In your copy, leave out the pictures; write out all the data exactly.

— Begin —

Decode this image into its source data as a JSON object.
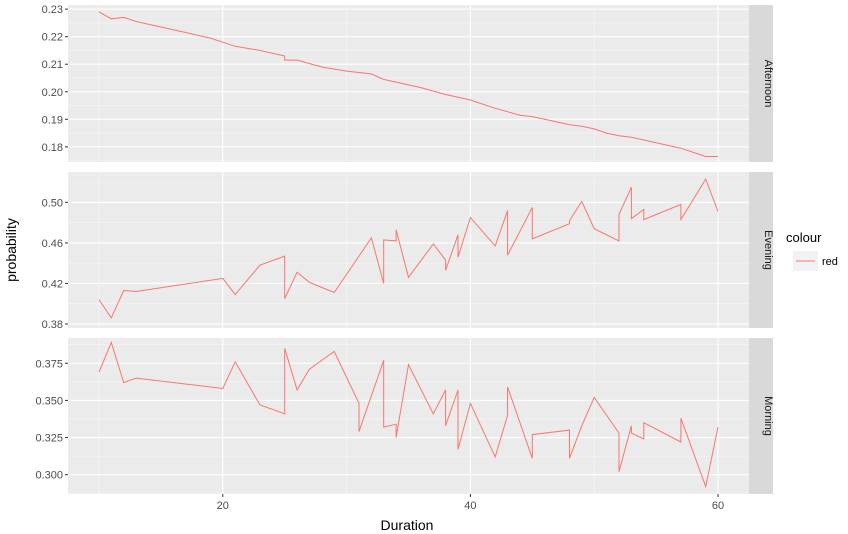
{
  "chart_data": {
    "type": "line",
    "xlabel": "Duration",
    "ylabel": "probability",
    "x_ticks": [
      20,
      40,
      60
    ],
    "xlim": [
      7.5,
      62.5
    ],
    "grid": true,
    "legend": {
      "title": "colour",
      "placement": "right",
      "entries": [
        {
          "label": "red",
          "color": "#F8766D"
        }
      ]
    },
    "line_color": "#F8766D",
    "panels": [
      {
        "strip": "Afternoon",
        "ylim": [
          0.1745,
          0.2315
        ],
        "y_ticks": [
          0.18,
          0.19,
          0.2,
          0.21,
          0.22,
          0.23
        ],
        "y_tick_labels": [
          "0.18",
          "0.19",
          "0.20",
          "0.21",
          "0.22",
          "0.23"
        ],
        "x": [
          10,
          11,
          12,
          13,
          15,
          17,
          19,
          20,
          21,
          23,
          25,
          25,
          26,
          28,
          30,
          32,
          33,
          34,
          36,
          38,
          40,
          42,
          44,
          45,
          46,
          48,
          49,
          50,
          51,
          52,
          53,
          55,
          57,
          58,
          59,
          60
        ],
        "y": [
          0.229,
          0.2265,
          0.227,
          0.2255,
          0.2235,
          0.2215,
          0.2195,
          0.218,
          0.2165,
          0.215,
          0.213,
          0.2115,
          0.2115,
          0.209,
          0.2075,
          0.2065,
          0.2045,
          0.2035,
          0.2015,
          0.199,
          0.197,
          0.194,
          0.1915,
          0.191,
          0.19,
          0.188,
          0.1875,
          0.1865,
          0.185,
          0.184,
          0.1835,
          0.1815,
          0.1795,
          0.178,
          0.1765,
          0.1765
        ]
      },
      {
        "strip": "Evening",
        "ylim": [
          0.376,
          0.53
        ],
        "y_ticks": [
          0.38,
          0.42,
          0.46,
          0.5
        ],
        "y_tick_labels": [
          "0.38",
          "0.42",
          "0.46",
          "0.50"
        ],
        "x": [
          10,
          11,
          12,
          13,
          20,
          21,
          23,
          25,
          25,
          26,
          27,
          29,
          31,
          32,
          33,
          33,
          34,
          34,
          35,
          37,
          38,
          38,
          39,
          39,
          40,
          42,
          43,
          43,
          45,
          45,
          48,
          48,
          49,
          50,
          52,
          52,
          53,
          53,
          54,
          54,
          57,
          57,
          59,
          60
        ],
        "y": [
          0.404,
          0.386,
          0.413,
          0.412,
          0.425,
          0.409,
          0.438,
          0.447,
          0.405,
          0.431,
          0.421,
          0.411,
          0.447,
          0.465,
          0.42,
          0.463,
          0.462,
          0.473,
          0.426,
          0.459,
          0.443,
          0.433,
          0.468,
          0.446,
          0.485,
          0.457,
          0.492,
          0.448,
          0.495,
          0.464,
          0.479,
          0.482,
          0.501,
          0.474,
          0.462,
          0.488,
          0.515,
          0.484,
          0.493,
          0.483,
          0.498,
          0.483,
          0.523,
          0.491
        ]
      },
      {
        "strip": "Morning",
        "ylim": [
          0.287,
          0.392
        ],
        "y_ticks": [
          0.3,
          0.325,
          0.35,
          0.375
        ],
        "y_tick_labels": [
          "0.300",
          "0.325",
          "0.350",
          "0.375"
        ],
        "x": [
          10,
          11,
          12,
          13,
          20,
          21,
          23,
          25,
          25,
          26,
          27,
          29,
          31,
          31,
          33,
          33,
          34,
          34,
          35,
          37,
          38,
          38,
          39,
          39,
          40,
          42,
          43,
          43,
          45,
          45,
          48,
          48,
          49,
          50,
          52,
          52,
          53,
          53,
          54,
          54,
          57,
          57,
          59,
          60
        ],
        "y": [
          0.369,
          0.389,
          0.362,
          0.365,
          0.358,
          0.376,
          0.347,
          0.341,
          0.385,
          0.357,
          0.371,
          0.383,
          0.348,
          0.329,
          0.377,
          0.332,
          0.334,
          0.325,
          0.374,
          0.341,
          0.357,
          0.333,
          0.357,
          0.317,
          0.348,
          0.312,
          0.34,
          0.359,
          0.311,
          0.327,
          0.33,
          0.311,
          0.333,
          0.352,
          0.328,
          0.302,
          0.333,
          0.328,
          0.324,
          0.335,
          0.322,
          0.338,
          0.292,
          0.332
        ]
      }
    ]
  }
}
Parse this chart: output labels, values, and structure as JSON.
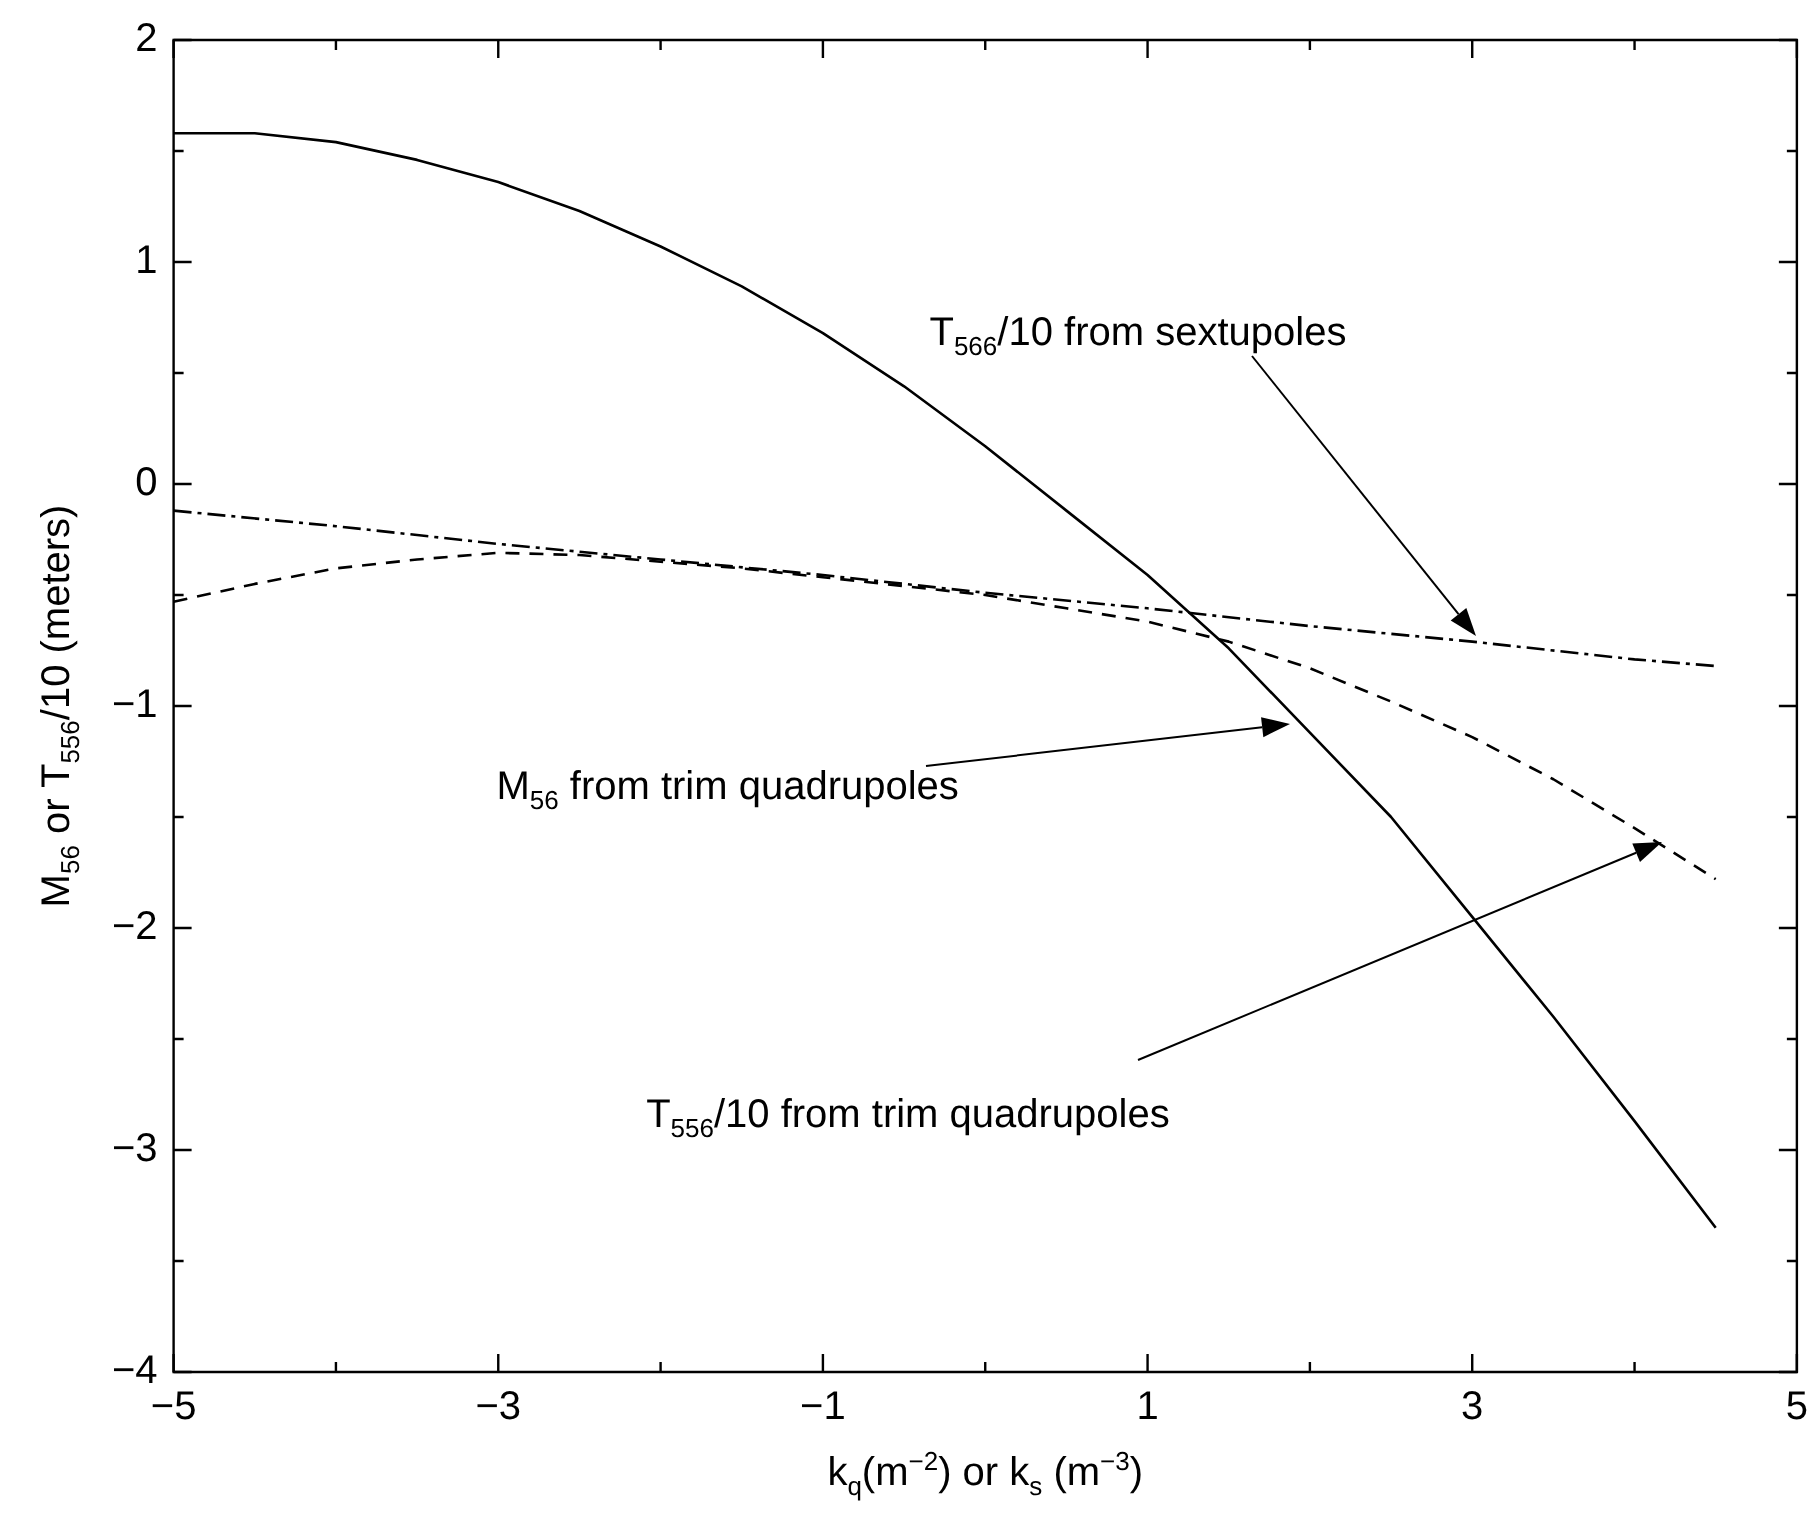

— End —

> [Response to this task]:
Decode this image into its source data as a JSON object.
{
  "chart_data": {
    "type": "line",
    "xlabel": "Duration",
    "ylabel": "probability",
    "x_ticks": [
      20,
      40,
      60
    ],
    "xlim": [
      7.5,
      62.5
    ],
    "grid": true,
    "legend": {
      "title": "colour",
      "placement": "right",
      "entries": [
        {
          "label": "red",
          "color": "#F8766D"
        }
      ]
    },
    "line_color": "#F8766D",
    "panels": [
      {
        "strip": "Afternoon",
        "ylim": [
          0.1745,
          0.2315
        ],
        "y_ticks": [
          0.18,
          0.19,
          0.2,
          0.21,
          0.22,
          0.23
        ],
        "y_tick_labels": [
          "0.18",
          "0.19",
          "0.20",
          "0.21",
          "0.22",
          "0.23"
        ],
        "x": [
          10,
          11,
          12,
          13,
          15,
          17,
          19,
          20,
          21,
          23,
          25,
          25,
          26,
          28,
          30,
          32,
          33,
          34,
          36,
          38,
          40,
          42,
          44,
          45,
          46,
          48,
          49,
          50,
          51,
          52,
          53,
          55,
          57,
          58,
          59,
          60
        ],
        "y": [
          0.229,
          0.2265,
          0.227,
          0.2255,
          0.2235,
          0.2215,
          0.2195,
          0.218,
          0.2165,
          0.215,
          0.213,
          0.2115,
          0.2115,
          0.209,
          0.2075,
          0.2065,
          0.2045,
          0.2035,
          0.2015,
          0.199,
          0.197,
          0.194,
          0.1915,
          0.191,
          0.19,
          0.188,
          0.1875,
          0.1865,
          0.185,
          0.184,
          0.1835,
          0.1815,
          0.1795,
          0.178,
          0.1765,
          0.1765
        ]
      },
      {
        "strip": "Evening",
        "ylim": [
          0.376,
          0.53
        ],
        "y_ticks": [
          0.38,
          0.42,
          0.46,
          0.5
        ],
        "y_tick_labels": [
          "0.38",
          "0.42",
          "0.46",
          "0.50"
        ],
        "x": [
          10,
          11,
          12,
          13,
          20,
          21,
          23,
          25,
          25,
          26,
          27,
          29,
          31,
          32,
          33,
          33,
          34,
          34,
          35,
          37,
          38,
          38,
          39,
          39,
          40,
          42,
          43,
          43,
          45,
          45,
          48,
          48,
          49,
          50,
          52,
          52,
          53,
          53,
          54,
          54,
          57,
          57,
          59,
          60
        ],
        "y": [
          0.404,
          0.386,
          0.413,
          0.412,
          0.425,
          0.409,
          0.438,
          0.447,
          0.405,
          0.431,
          0.421,
          0.411,
          0.447,
          0.465,
          0.42,
          0.463,
          0.462,
          0.473,
          0.426,
          0.459,
          0.443,
          0.433,
          0.468,
          0.446,
          0.485,
          0.457,
          0.492,
          0.448,
          0.495,
          0.464,
          0.479,
          0.482,
          0.501,
          0.474,
          0.462,
          0.488,
          0.515,
          0.484,
          0.493,
          0.483,
          0.498,
          0.483,
          0.523,
          0.491
        ]
      },
      {
        "strip": "Morning",
        "ylim": [
          0.287,
          0.392
        ],
        "y_ticks": [
          0.3,
          0.325,
          0.35,
          0.375
        ],
        "y_tick_labels": [
          "0.300",
          "0.325",
          "0.350",
          "0.375"
        ],
        "x": [
          10,
          11,
          12,
          13,
          20,
          21,
          23,
          25,
          25,
          26,
          27,
          29,
          31,
          31,
          33,
          33,
          34,
          34,
          35,
          37,
          38,
          38,
          39,
          39,
          40,
          42,
          43,
          43,
          45,
          45,
          48,
          48,
          49,
          50,
          52,
          52,
          53,
          53,
          54,
          54,
          57,
          57,
          59,
          60
        ],
        "y": [
          0.369,
          0.389,
          0.362,
          0.365,
          0.358,
          0.376,
          0.347,
          0.341,
          0.385,
          0.357,
          0.371,
          0.383,
          0.348,
          0.329,
          0.377,
          0.332,
          0.334,
          0.325,
          0.374,
          0.341,
          0.357,
          0.333,
          0.357,
          0.317,
          0.348,
          0.312,
          0.34,
          0.359,
          0.311,
          0.327,
          0.33,
          0.311,
          0.333,
          0.352,
          0.328,
          0.302,
          0.333,
          0.328,
          0.324,
          0.335,
          0.322,
          0.338,
          0.292,
          0.332
        ]
      }
    ]
  }
}
Parse this chart: output labels, values, and structure as JSON.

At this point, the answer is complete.